* [TASK TO COMPLETE]
Write out every record in full, exactly as written, please.

* [DATASET RECORDS]
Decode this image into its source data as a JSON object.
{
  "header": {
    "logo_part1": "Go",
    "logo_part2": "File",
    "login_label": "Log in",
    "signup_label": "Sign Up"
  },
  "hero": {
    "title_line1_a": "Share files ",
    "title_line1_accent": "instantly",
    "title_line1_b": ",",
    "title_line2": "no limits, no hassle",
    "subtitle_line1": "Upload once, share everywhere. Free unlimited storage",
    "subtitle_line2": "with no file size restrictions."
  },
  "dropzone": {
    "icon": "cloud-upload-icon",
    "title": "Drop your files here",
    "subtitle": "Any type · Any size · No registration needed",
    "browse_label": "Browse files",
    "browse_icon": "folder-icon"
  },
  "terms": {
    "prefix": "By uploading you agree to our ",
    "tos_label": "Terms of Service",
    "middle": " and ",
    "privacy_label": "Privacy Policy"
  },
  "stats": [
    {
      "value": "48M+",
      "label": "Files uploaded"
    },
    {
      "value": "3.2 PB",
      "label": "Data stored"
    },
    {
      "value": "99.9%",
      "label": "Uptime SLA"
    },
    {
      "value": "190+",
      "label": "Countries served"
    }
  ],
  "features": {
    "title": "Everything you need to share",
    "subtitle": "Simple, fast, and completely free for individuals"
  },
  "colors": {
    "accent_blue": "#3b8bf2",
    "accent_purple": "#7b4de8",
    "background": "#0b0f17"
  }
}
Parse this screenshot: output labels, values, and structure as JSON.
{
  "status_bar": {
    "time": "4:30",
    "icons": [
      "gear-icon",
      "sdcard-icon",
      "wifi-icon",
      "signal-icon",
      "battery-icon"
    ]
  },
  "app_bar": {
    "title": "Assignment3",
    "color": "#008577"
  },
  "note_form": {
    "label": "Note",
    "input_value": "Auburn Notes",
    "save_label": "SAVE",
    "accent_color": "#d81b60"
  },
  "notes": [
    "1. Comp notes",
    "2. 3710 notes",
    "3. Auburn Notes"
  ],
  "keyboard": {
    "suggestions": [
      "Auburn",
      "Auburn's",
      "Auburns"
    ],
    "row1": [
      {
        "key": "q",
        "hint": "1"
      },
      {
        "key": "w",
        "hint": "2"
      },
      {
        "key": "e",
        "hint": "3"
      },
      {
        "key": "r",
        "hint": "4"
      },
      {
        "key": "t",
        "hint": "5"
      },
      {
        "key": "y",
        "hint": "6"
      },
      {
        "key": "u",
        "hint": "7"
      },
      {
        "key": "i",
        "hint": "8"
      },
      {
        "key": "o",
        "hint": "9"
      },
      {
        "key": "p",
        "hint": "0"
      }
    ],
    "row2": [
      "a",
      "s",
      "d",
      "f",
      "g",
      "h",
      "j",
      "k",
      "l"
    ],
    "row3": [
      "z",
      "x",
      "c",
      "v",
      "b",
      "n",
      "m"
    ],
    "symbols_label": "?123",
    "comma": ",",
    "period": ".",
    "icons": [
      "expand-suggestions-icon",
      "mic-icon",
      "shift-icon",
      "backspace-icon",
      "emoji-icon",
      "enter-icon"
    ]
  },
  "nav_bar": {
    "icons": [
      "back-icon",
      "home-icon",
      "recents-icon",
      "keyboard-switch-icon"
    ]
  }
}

* [CORRECT RESPONSE]
Decode this image into its source data as a JSON object.
{
  "header": {
    "logo_part1": "Go",
    "logo_part2": "File",
    "login_label": "Log in",
    "signup_label": "Sign Up"
  },
  "hero": {
    "title_line1_a": "Share files ",
    "title_line1_accent": "instantly",
    "title_line1_b": ",",
    "title_line2": "no limits, no hassle",
    "subtitle_line1": "Upload once, share everywhere. Free unlimited storage",
    "subtitle_line2": "with no file size restrictions."
  },
  "dropzone": {
    "icon": "cloud-upload-icon",
    "title": "Drop your files here",
    "subtitle": "Any type · Any size · No registration needed",
    "browse_label": "Browse files",
    "browse_icon": "folder-icon"
  },
  "terms": {
    "prefix": "By uploading you agree to our ",
    "tos_label": "Terms of Service",
    "middle": " and ",
    "privacy_label": "Privacy Policy"
  },
  "stats": [
    {
      "value": "48M+",
      "label": "Files uploaded"
    },
    {
      "value": "3.2 PB",
      "label": "Data stored"
    },
    {
      "value": "99.9%",
      "label": "Uptime SLA"
    },
    {
      "value": "190+",
      "label": "Countries served"
    }
  ],
  "features": {
    "title": "Everything you need to share",
    "subtitle": "Simple, fast, and completely free for individuals"
  },
  "colors": {
    "accent_blue": "#3b8bf2",
    "accent_purple": "#7b4de8",
    "background": "#0b0f17"
  }
}
Parse this screenshot: output labels, values, and structure as JSON.
{
  "status_bar": {
    "time": "4:30",
    "icons": [
      "gear-icon",
      "sdcard-icon",
      "wifi-icon",
      "signal-icon",
      "battery-icon"
    ]
  },
  "app_bar": {
    "title": "Assignment3",
    "color": "#008577"
  },
  "note_form": {
    "label": "Note",
    "input_value": "Auburn Notes",
    "save_label": "SAVE",
    "accent_color": "#d81b60"
  },
  "notes": [
    "1. Comp notes",
    "2. 3710 notes",
    "3. Auburn Notes"
  ],
  "keyboard": {
    "suggestions": [
      "Auburn",
      "Auburn's",
      "Auburns"
    ],
    "row1": [
      {
        "key": "q",
        "hint": "1"
      },
      {
        "key": "w",
        "hint": "2"
      },
      {
        "key": "e",
        "hint": "3"
      },
      {
        "key": "r",
        "hint": "4"
      },
      {
        "key": "t",
        "hint": "5"
      },
      {
        "key": "y",
        "hint": "6"
      },
      {
        "key": "u",
        "hint": "7"
      },
      {
        "key": "i",
        "hint": "8"
      },
      {
        "key": "o",
        "hint": "9"
      },
      {
        "key": "p",
        "hint": "0"
      }
    ],
    "row2": [
      "a",
      "s",
      "d",
      "f",
      "g",
      "h",
      "j",
      "k",
      "l"
    ],
    "row3": [
      "z",
      "x",
      "c",
      "v",
      "b",
      "n",
      "m"
    ],
    "symbols_label": "?123",
    "comma": ",",
    "period": ".",
    "icons": [
      "expand-suggestions-icon",
      "mic-icon",
      "shift-icon",
      "backspace-icon",
      "emoji-icon",
      "enter-icon"
    ]
  },
  "nav_bar": {
    "icons": [
      "back-icon",
      "home-icon",
      "recents-icon",
      "keyboard-switch-icon"
    ]
  }
}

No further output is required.